Exercise description :: In your copy, leave out the pictures and repeat the entries below exactly.

Dataset records ::

------------------------------------------------

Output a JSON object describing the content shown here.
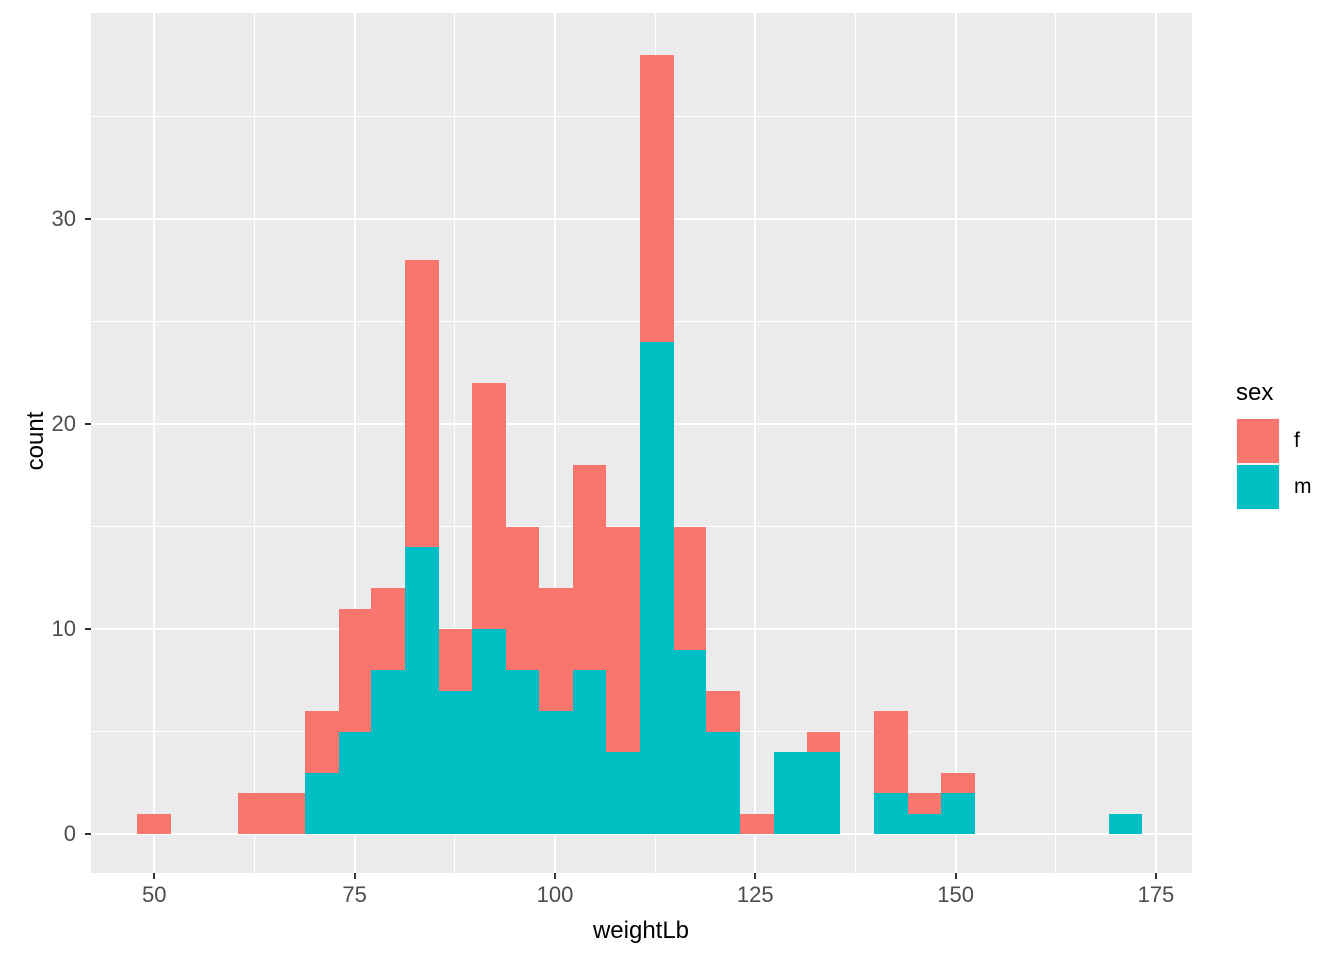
{
  "colors": {
    "f_fill": "#F8766D",
    "m_fill": "#00BFC4",
    "panel_bg": "#EBEBEB",
    "gridline": "#FFFFFF",
    "axis_text": "#4D4D4D",
    "tick_mark": "#333333",
    "title_text": "#000000",
    "background": "#FFFFFF",
    "legend_key_bg": "#F2F2F2"
  },
  "chart_data": {
    "type": "bar",
    "subtype": "stacked-histogram",
    "title": "",
    "xlabel": "weightLb",
    "ylabel": "count",
    "legend": {
      "title": "sex",
      "position": "right",
      "entries": [
        {
          "label": "f",
          "color": "#F8766D"
        },
        {
          "label": "m",
          "color": "#00BFC4"
        }
      ]
    },
    "x_major_ticks": [
      50,
      75,
      100,
      125,
      150,
      175
    ],
    "x_minor_ticks": [
      62.5,
      87.5,
      112.5,
      137.5,
      162.5
    ],
    "y_major_ticks": [
      0,
      10,
      20,
      30
    ],
    "y_minor_ticks": [
      5,
      15,
      25,
      35
    ],
    "xlim": [
      42.1,
      179.5
    ],
    "ylim": [
      -1.9,
      40.05
    ],
    "grid": true,
    "stack_order_bottom_to_top": [
      "m",
      "f"
    ],
    "bin_width": 4.2,
    "bins": [
      {
        "x0": 47.9,
        "x1": 52.1,
        "f": 1,
        "m": 0
      },
      {
        "x0": 60.4,
        "x1": 64.6,
        "f": 2,
        "m": 0
      },
      {
        "x0": 64.6,
        "x1": 68.8,
        "f": 2,
        "m": 0
      },
      {
        "x0": 68.8,
        "x1": 73.0,
        "f": 3,
        "m": 3
      },
      {
        "x0": 73.0,
        "x1": 77.1,
        "f": 6,
        "m": 5
      },
      {
        "x0": 77.1,
        "x1": 81.3,
        "f": 4,
        "m": 8
      },
      {
        "x0": 81.3,
        "x1": 85.5,
        "f": 14,
        "m": 14
      },
      {
        "x0": 85.5,
        "x1": 89.7,
        "f": 3,
        "m": 7
      },
      {
        "x0": 89.7,
        "x1": 93.9,
        "f": 12,
        "m": 10
      },
      {
        "x0": 93.9,
        "x1": 98.0,
        "f": 7,
        "m": 8
      },
      {
        "x0": 98.0,
        "x1": 102.2,
        "f": 6,
        "m": 6
      },
      {
        "x0": 102.2,
        "x1": 106.4,
        "f": 10,
        "m": 8
      },
      {
        "x0": 106.4,
        "x1": 110.6,
        "f": 11,
        "m": 4
      },
      {
        "x0": 110.6,
        "x1": 114.8,
        "f": 14,
        "m": 24
      },
      {
        "x0": 114.8,
        "x1": 118.9,
        "f": 6,
        "m": 9
      },
      {
        "x0": 118.9,
        "x1": 123.1,
        "f": 2,
        "m": 5
      },
      {
        "x0": 123.1,
        "x1": 127.3,
        "f": 1,
        "m": 0
      },
      {
        "x0": 127.3,
        "x1": 131.5,
        "f": 0,
        "m": 4
      },
      {
        "x0": 131.5,
        "x1": 135.6,
        "f": 1,
        "m": 4
      },
      {
        "x0": 139.8,
        "x1": 144.0,
        "f": 4,
        "m": 2
      },
      {
        "x0": 144.0,
        "x1": 148.2,
        "f": 1,
        "m": 1
      },
      {
        "x0": 148.2,
        "x1": 152.4,
        "f": 1,
        "m": 2
      },
      {
        "x0": 169.1,
        "x1": 173.3,
        "f": 0,
        "m": 1
      }
    ]
  }
}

------------------------------------------------

Reply to the exercise ::
Output a JSON object describing the content shown here.
{
  "colors": {
    "f_fill": "#F8766D",
    "m_fill": "#00BFC4",
    "panel_bg": "#EBEBEB",
    "gridline": "#FFFFFF",
    "axis_text": "#4D4D4D",
    "tick_mark": "#333333",
    "title_text": "#000000",
    "background": "#FFFFFF",
    "legend_key_bg": "#F2F2F2"
  },
  "chart_data": {
    "type": "bar",
    "subtype": "stacked-histogram",
    "title": "",
    "xlabel": "weightLb",
    "ylabel": "count",
    "legend": {
      "title": "sex",
      "position": "right",
      "entries": [
        {
          "label": "f",
          "color": "#F8766D"
        },
        {
          "label": "m",
          "color": "#00BFC4"
        }
      ]
    },
    "x_major_ticks": [
      50,
      75,
      100,
      125,
      150,
      175
    ],
    "x_minor_ticks": [
      62.5,
      87.5,
      112.5,
      137.5,
      162.5
    ],
    "y_major_ticks": [
      0,
      10,
      20,
      30
    ],
    "y_minor_ticks": [
      5,
      15,
      25,
      35
    ],
    "xlim": [
      42.1,
      179.5
    ],
    "ylim": [
      -1.9,
      40.05
    ],
    "grid": true,
    "stack_order_bottom_to_top": [
      "m",
      "f"
    ],
    "bin_width": 4.2,
    "bins": [
      {
        "x0": 47.9,
        "x1": 52.1,
        "f": 1,
        "m": 0
      },
      {
        "x0": 60.4,
        "x1": 64.6,
        "f": 2,
        "m": 0
      },
      {
        "x0": 64.6,
        "x1": 68.8,
        "f": 2,
        "m": 0
      },
      {
        "x0": 68.8,
        "x1": 73.0,
        "f": 3,
        "m": 3
      },
      {
        "x0": 73.0,
        "x1": 77.1,
        "f": 6,
        "m": 5
      },
      {
        "x0": 77.1,
        "x1": 81.3,
        "f": 4,
        "m": 8
      },
      {
        "x0": 81.3,
        "x1": 85.5,
        "f": 14,
        "m": 14
      },
      {
        "x0": 85.5,
        "x1": 89.7,
        "f": 3,
        "m": 7
      },
      {
        "x0": 89.7,
        "x1": 93.9,
        "f": 12,
        "m": 10
      },
      {
        "x0": 93.9,
        "x1": 98.0,
        "f": 7,
        "m": 8
      },
      {
        "x0": 98.0,
        "x1": 102.2,
        "f": 6,
        "m": 6
      },
      {
        "x0": 102.2,
        "x1": 106.4,
        "f": 10,
        "m": 8
      },
      {
        "x0": 106.4,
        "x1": 110.6,
        "f": 11,
        "m": 4
      },
      {
        "x0": 110.6,
        "x1": 114.8,
        "f": 14,
        "m": 24
      },
      {
        "x0": 114.8,
        "x1": 118.9,
        "f": 6,
        "m": 9
      },
      {
        "x0": 118.9,
        "x1": 123.1,
        "f": 2,
        "m": 5
      },
      {
        "x0": 123.1,
        "x1": 127.3,
        "f": 1,
        "m": 0
      },
      {
        "x0": 127.3,
        "x1": 131.5,
        "f": 0,
        "m": 4
      },
      {
        "x0": 131.5,
        "x1": 135.6,
        "f": 1,
        "m": 4
      },
      {
        "x0": 139.8,
        "x1": 144.0,
        "f": 4,
        "m": 2
      },
      {
        "x0": 144.0,
        "x1": 148.2,
        "f": 1,
        "m": 1
      },
      {
        "x0": 148.2,
        "x1": 152.4,
        "f": 1,
        "m": 2
      },
      {
        "x0": 169.1,
        "x1": 173.3,
        "f": 0,
        "m": 1
      }
    ]
  }
}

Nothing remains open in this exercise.